=== CONSIGNE 1 ===
Recopiez telles quelles les lignes des entrées, de la toute première jusqu’à celle qui contient « identify all the », cette dernière comprise. Laissez les images de côté.

=== TEXTE RETENU ===
Guardini avait magistralement exposé dans L’univers religieux de Dostoeïski (trad. fr. 1947, cf. NRT 70, 1948, p. 326) la manière dont les romans de D. reflètent un monde moderne qui n’est plus pénétré de Dieu, à travers le tragique des personnages croulant sous le poids d’une vie d’homme néantisée par l’athéisme. Il estimait que dans cette perspective on pouvait reconnaître le Christ dans le Prince Lev Nikolaïevitch Mychkine de L’Idiot. De son côté, Balthasar, dans le 2e vol. de L’Apocalypse de l’âme allemande, confronte longuement l’appel à la transcendance chez D. à la mort de Dieu chez Nietzsche. Sans chercher à rivaliser avec ces théologiens (voir en dernier lieu A. Brombard, De l’homme divisé à l’homme divinisé, 2020, cf. NRT 143, 2021, p. 156), Marguerite Souchon, agrégée de russe et enseignante au Lycée du Parc à Lyon, veut donner des clés pour entrer dans l’œuvre de D. en y cherchant ce qu’il révèle de lui-même et donc de son propre cheminement de foi. Ainsi cet ouvrage écrit dans une langue vive et légère reprend-il en grande partie les étapes de la vie de son écrivain, mais à partir de la question de Dieu, avant de considérer comment cette expérience est décrite comme une divinisation à l’œuvre dans les personnages des romans de D.

Elle expose d’abord l’univers singulier de la Russie traditionnelle et révolutionnaire du xixe s., qu’elle appelle le « peuple-Dieu », mais où les héros ne peuvent que vivre une rupture avec Dieu.

Données enregistrées:

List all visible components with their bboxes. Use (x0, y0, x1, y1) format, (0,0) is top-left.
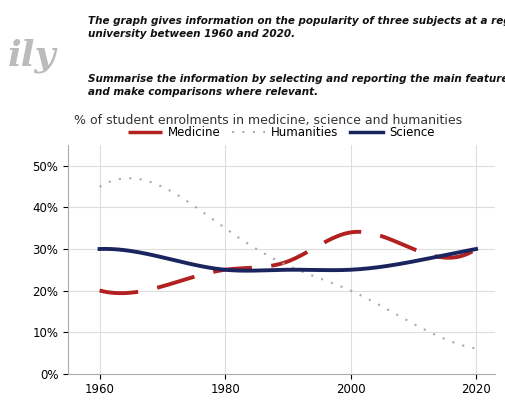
Legend: Medicine, Humanities, Science: Medicine, Humanities, Science (124, 122, 439, 144)
Text: The graph gives information on the popularity of three subjects at a regional
un: The graph gives information on the popul… (88, 16, 505, 39)
Text: Summarise the information by selecting and reporting the main features,
and make: Summarise the information by selecting a… (88, 74, 505, 97)
Text: ily: ily (8, 39, 56, 73)
Text: % of student enrolments in medicine, science and humanities: % of student enrolments in medicine, sci… (74, 114, 462, 127)
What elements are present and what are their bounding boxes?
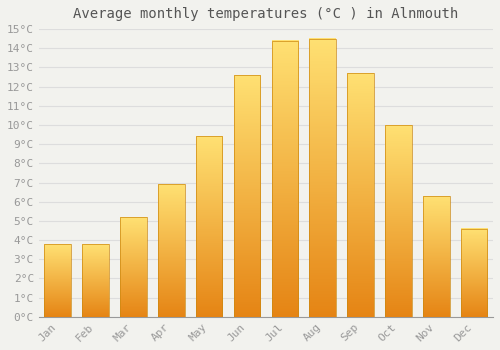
Bar <box>423 196 450 317</box>
Bar <box>272 41 298 317</box>
Bar <box>310 38 336 317</box>
Bar <box>385 125 411 317</box>
Title: Average monthly temperatures (°C ) in Alnmouth: Average monthly temperatures (°C ) in Al… <box>74 7 458 21</box>
Bar <box>234 75 260 317</box>
Bar <box>44 244 71 317</box>
Bar <box>461 229 487 317</box>
Bar <box>196 136 222 317</box>
Bar <box>348 73 374 317</box>
Bar <box>82 244 109 317</box>
Bar <box>120 217 146 317</box>
Bar <box>158 184 184 317</box>
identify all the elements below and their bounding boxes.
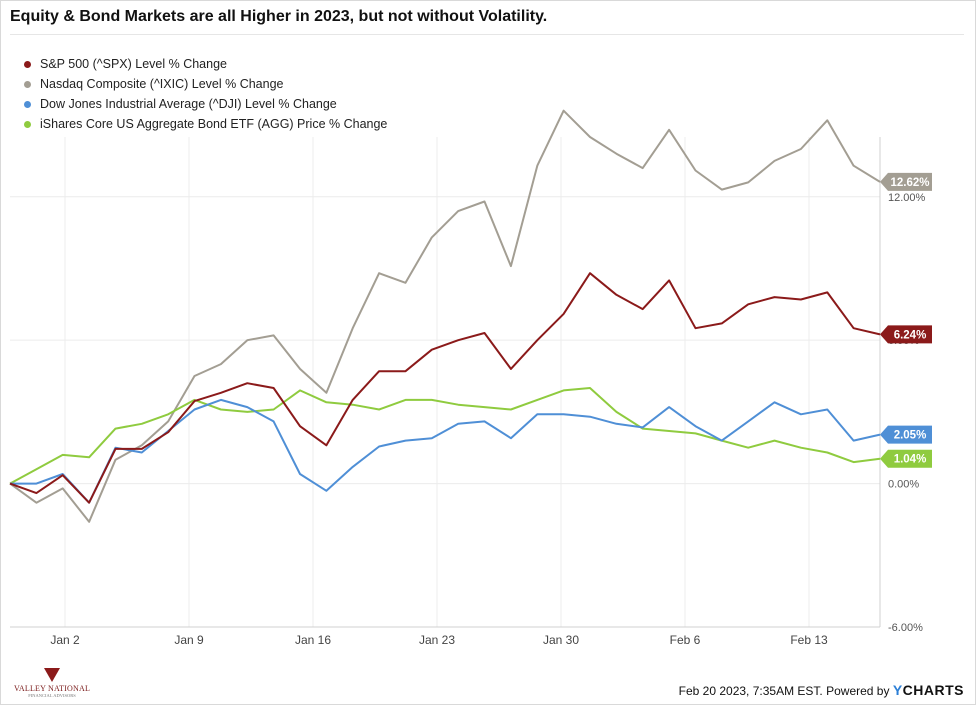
end-label-text-dji: 2.05% bbox=[894, 430, 927, 442]
valley-national-logo: VALLEY NATIONAL FINANCIAL ADVISORS bbox=[12, 668, 92, 698]
series-line-spx bbox=[9, 272, 881, 504]
end-label-text-spx: 6.24% bbox=[894, 329, 927, 341]
end-label-tag-spx bbox=[880, 325, 932, 344]
legend: S&P 500 (^SPX) Level % Change Nasdaq Com… bbox=[24, 54, 387, 134]
ycharts-brand-y: Y bbox=[892, 682, 903, 698]
y-tick-label: -6.00% bbox=[888, 622, 923, 634]
end-label-spx: 6.24% bbox=[880, 325, 932, 344]
end-label-tag-ixic bbox=[880, 172, 932, 191]
legend-marker-dji bbox=[24, 100, 31, 108]
legend-label-ixic: Nasdaq Composite (^IXIC) Level % Change bbox=[40, 77, 284, 91]
end-label-tag-dji bbox=[880, 425, 932, 444]
logo-mark-icon bbox=[44, 668, 60, 682]
x-tick-label: Feb 6 bbox=[670, 633, 701, 647]
series-line-dji bbox=[10, 398, 881, 504]
logo-name: VALLEY NATIONAL bbox=[13, 684, 91, 693]
legend-label-dji: Dow Jones Industrial Average (^DJI) Leve… bbox=[40, 97, 337, 111]
x-tick-label: Jan 16 bbox=[295, 633, 331, 647]
end-label-ixic: 12.62% bbox=[880, 172, 932, 191]
legend-marker-agg bbox=[24, 120, 31, 128]
ycharts-brand-rest: CHARTS bbox=[902, 682, 964, 698]
legend-marker-ixic bbox=[24, 80, 31, 88]
legend-item-ixic[interactable]: Nasdaq Composite (^IXIC) Level % Change bbox=[24, 74, 387, 94]
x-tick-label: Feb 13 bbox=[790, 633, 828, 647]
x-tick-label: Jan 30 bbox=[543, 633, 579, 647]
end-label-text-ixic: 12.62% bbox=[890, 177, 929, 189]
logo-subtitle: FINANCIAL ADVISORS bbox=[28, 693, 76, 698]
chart-title: Equity & Bond Markets are all Higher in … bbox=[10, 8, 548, 25]
x-tick-label: Jan 9 bbox=[174, 633, 204, 647]
end-label-dji: 2.05% bbox=[880, 425, 932, 444]
x-tick-label: Jan 2 bbox=[50, 633, 80, 647]
ycharts-brand[interactable]: YCHARTS bbox=[893, 682, 964, 698]
footer-timestamp: Feb 20 2023, 7:35AM EST. Powered by bbox=[678, 684, 890, 698]
series-line-agg bbox=[9, 387, 881, 485]
legend-label-spx: S&P 500 (^SPX) Level % Change bbox=[40, 57, 227, 71]
legend-item-dji[interactable]: Dow Jones Industrial Average (^DJI) Leve… bbox=[24, 94, 387, 114]
y-tick-label: 12.00% bbox=[888, 192, 926, 204]
title-divider bbox=[10, 34, 964, 35]
legend-item-spx[interactable]: S&P 500 (^SPX) Level % Change bbox=[24, 54, 387, 74]
y-tick-label: 0.00% bbox=[888, 479, 919, 491]
series-line-ixic bbox=[9, 109, 881, 523]
legend-item-agg[interactable]: iShares Core US Aggregate Bond ETF (AGG)… bbox=[24, 114, 387, 134]
footer-credit: Feb 20 2023, 7:35AM EST. Powered by YCHA… bbox=[679, 682, 964, 698]
legend-marker-spx bbox=[24, 60, 31, 68]
end-label-tag-agg bbox=[880, 449, 932, 468]
x-tick-label: Jan 23 bbox=[419, 633, 455, 647]
end-label-agg: 1.04% bbox=[880, 449, 932, 468]
end-label-text-agg: 1.04% bbox=[894, 454, 927, 466]
legend-label-agg: iShares Core US Aggregate Bond ETF (AGG)… bbox=[40, 117, 388, 131]
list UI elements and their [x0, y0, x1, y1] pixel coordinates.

=== CONSIGNE 2 ===
Pour chaque affirmation ci-dessous, dites par oui ou par non si elle concorde avec le texte retenu, puis citez les mots du texte qui en décident.
(a) Marguerite Souchon enseigne au Lycée du Parc à Lyon.
(b) Balthasar met en regard l’appel à la transcendance chez D. et la pensée de Kierkegaard.
(c) L’ouvrage est rédigé dans une langue lourde et savante.

=== RÉPONSE 1 ===
List all visible components with their bboxes. Use (x0, y0, x1, y1) format, (0,0) is top-left.
Legend: Medicine, Humanities, Science: Medicine, Humanities, Science (124, 122, 439, 144)
Text: The graph gives information on the popularity of three subjects at a regional
un: The graph gives information on the popul… (88, 16, 505, 39)
Text: Summarise the information by selecting and reporting the main features,
and make: Summarise the information by selecting a… (88, 74, 505, 97)
Text: ily: ily (8, 39, 56, 73)
Text: % of student enrolments in medicine, science and humanities: % of student enrolments in medicine, sci… (74, 114, 462, 127)
What elements are present and what are their bounding boxes?
Bar <box>423 196 450 317</box>
Bar <box>272 41 298 317</box>
Bar <box>310 38 336 317</box>
Bar <box>385 125 411 317</box>
Title: Average monthly temperatures (°C ) in Alnmouth: Average monthly temperatures (°C ) in Al… <box>74 7 458 21</box>
Bar <box>234 75 260 317</box>
Bar <box>44 244 71 317</box>
Bar <box>461 229 487 317</box>
Bar <box>196 136 222 317</box>
Bar <box>348 73 374 317</box>
Bar <box>82 244 109 317</box>
Bar <box>120 217 146 317</box>
Bar <box>158 184 184 317</box>
identify all the elements below and their bounding boxes.

=== RÉPONSE 2 ===
(a) Oui : « agrégée de russe et enseignante au Lycée du Parc à Lyon ».
(b) Non : « confronte longuement l’appel à la transcendance chez D. à la mort de Dieu chez Nietzsche ».
(c) Non : « écrit dans une langue vive et légère ».